_Instructions to follow_. Give the count of lines that include the string "called". Add nothing to it.

─── Available records

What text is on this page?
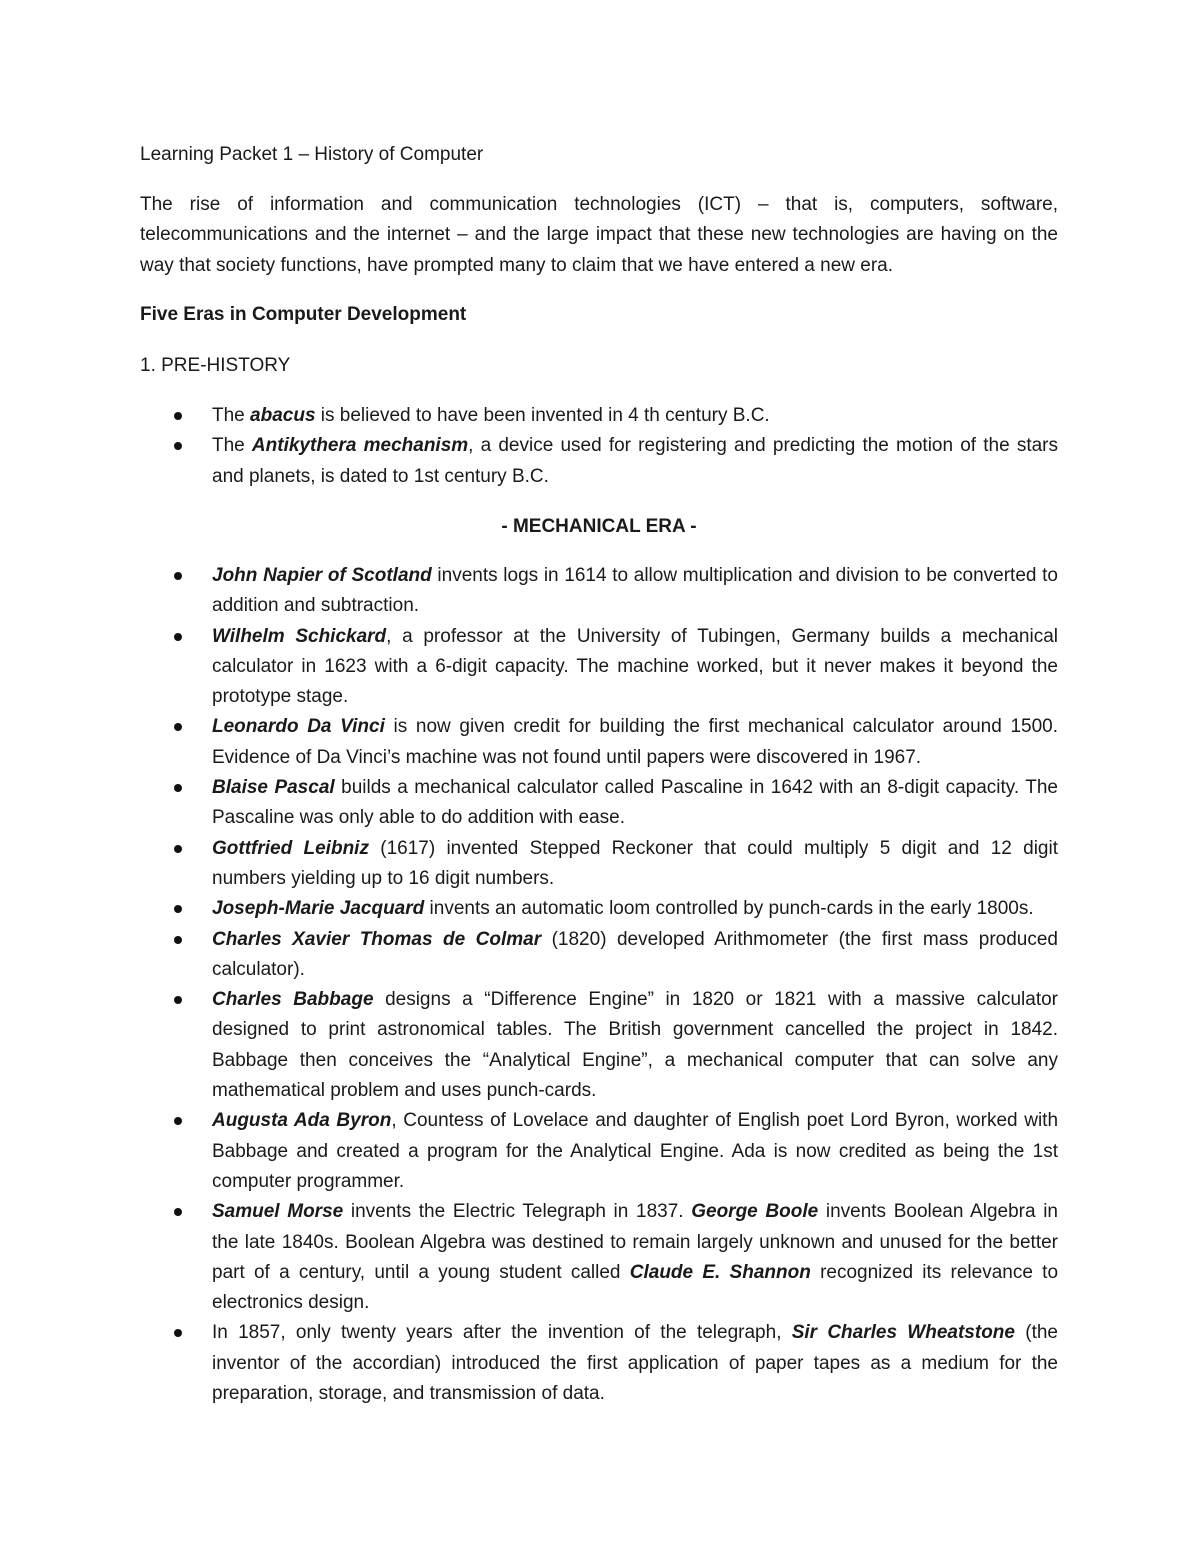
Learning Packet 1 – History of Computer

The rise of information and communication technologies (ICT) – that is, computers, software, telecommunications and the internet – and the large impact that these new technologies are having on the way that society functions, have prompted many to claim that we have entered a new era.

Five Eras in Computer Development
1. PRE-HISTORY
The abacus is believed to have been invented in 4 th century B.C.
The Antikythera mechanism, a device used for registering and predicting the motion of the stars and planets, is dated to 1st century B.C.
- MECHANICAL ERA -
John Napier of Scotland invents logs in 1614 to allow multiplication and division to be converted to addition and subtraction.
Wilhelm Schickard, a professor at the University of Tubingen, Germany builds a mechanical calculator in 1623 with a 6-digit capacity. The machine worked, but it never makes it beyond the prototype stage.
Leonardo Da Vinci is now given credit for building the first mechanical calculator around 1500. Evidence of Da Vinci’s machine was not found until papers were discovered in 1967.
Blaise Pascal builds a mechanical calculator called Pascaline in 1642 with an 8-digit capacity. The Pascaline was only able to do addition with ease.
Gottfried Leibniz (1617) invented Stepped Reckoner that could multiply 5 digit and 12 digit numbers yielding up to 16 digit numbers.
Joseph-Marie Jacquard invents an automatic loom controlled by punch-cards in the early 1800s.
Charles Xavier Thomas de Colmar (1820) developed Arithmometer (the first mass produced calculator).
Charles Babbage designs a “Difference Engine” in 1820 or 1821 with a massive calculator designed to print astronomical tables. The British government cancelled the project in 1842. Babbage then conceives the “Analytical Engine”, a mechanical computer that can solve any mathematical problem and uses punch-cards.
Augusta Ada Byron, Countess of Lovelace and daughter of English poet Lord Byron, worked with Babbage and created a program for the Analytical Engine. Ada is now credited as being the 1st computer programmer.
Samuel Morse invents the Electric Telegraph in 1837. George Boole invents Boolean Algebra in the late 1840s. Boolean Algebra was destined to remain largely unknown and unused for the better part of a century, until a young student called Claude E. Shannon recognized its relevance to electronics design.
In 1857, only twenty years after the invention of the telegraph, Sir Charles Wheatstone (the inventor of the accordian) introduced the first application of paper tapes as a medium for the preparation, storage, and transmission of data.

──────

_Reply_. 2